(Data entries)
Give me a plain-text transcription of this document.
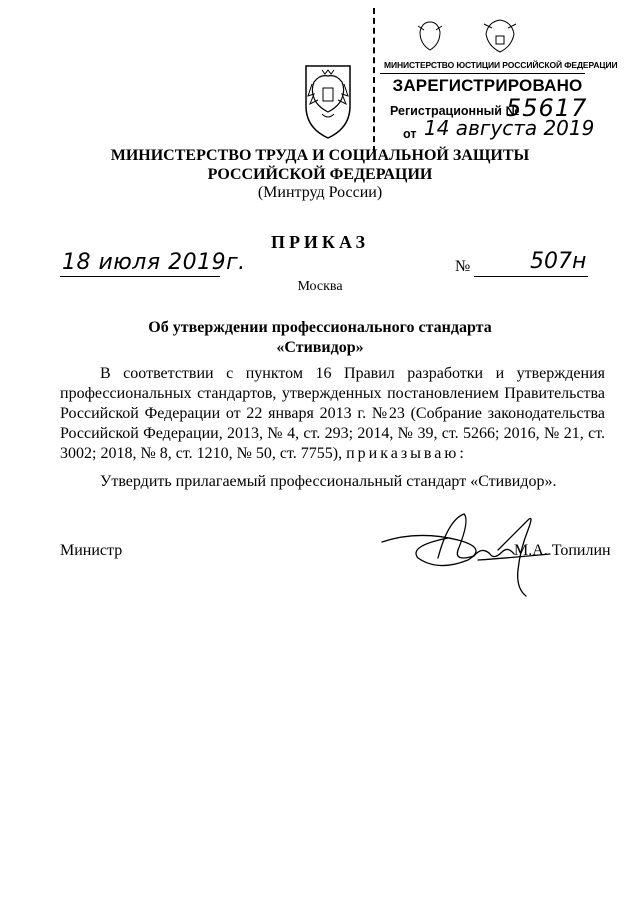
МИНИСТЕРСТВО ЮСТИЦИИ РОССИЙСКОЙ ФЕДЕРАЦИИ
ЗАРЕГИСТРИРОВАНО
Регистрационный №
55617
от 14 августа 2019
МИНИСТЕРСТВО ТРУДА И СОЦИАЛЬНОЙ ЗАЩИТЫ
РОССИЙСКОЙ ФЕДЕРАЦИИ
(Минтруд России)
ПРИКАЗ
18 июля 2019г.	№	507н
Москва
Об утверждении профессионального стандарта
«Стивидор»
В соответствии с пунктом 16 Правил разработки и утверждения профессиональных стандартов, утвержденных постановлением Правительства Российской Федерации от 22 января 2013 г. №23 (Собрание законодательства Российской Федерации, 2013, № 4, ст. 293; 2014, № 39, ст. 5266; 2016, № 21, ст. 3002; 2018, № 8, ст. 1210, № 50, ст. 7755), приказываю:
Утвердить прилагаемый профессиональный стандарт «Стивидор».
Министр	М.А. Топилин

WRITTEN INSTRUCTION:
Repeat each entry exactly. Pictures do not belong in the copy.

SOLUTION FOR THIS PROBLEM:
Give me a plain-text transcription of this document.
МИНИСТЕРСТВО ЮСТИЦИИ РОССИЙСКОЙ ФЕДЕРАЦИИ
ЗАРЕГИСТРИРОВАНО
Регистрационный №
55617
от 14 августа 2019
МИНИСТЕРСТВО ТРУДА И СОЦИАЛЬНОЙ ЗАЩИТЫ
РОССИЙСКОЙ ФЕДЕРАЦИИ
(Минтруд России)
ПРИКАЗ
18 июля 2019г.	№	507н
Москва
Об утверждении профессионального стандарта
«Стивидор»
В соответствии с пунктом 16 Правил разработки и утверждения профессиональных стандартов, утвержденных постановлением Правительства Российской Федерации от 22 января 2013 г. №23 (Собрание законодательства Российской Федерации, 2013, № 4, ст. 293; 2014, № 39, ст. 5266; 2016, № 21, ст. 3002; 2018, № 8, ст. 1210, № 50, ст. 7755), приказываю:
Утвердить прилагаемый профессиональный стандарт «Стивидор».
Министр	М.А. Топилин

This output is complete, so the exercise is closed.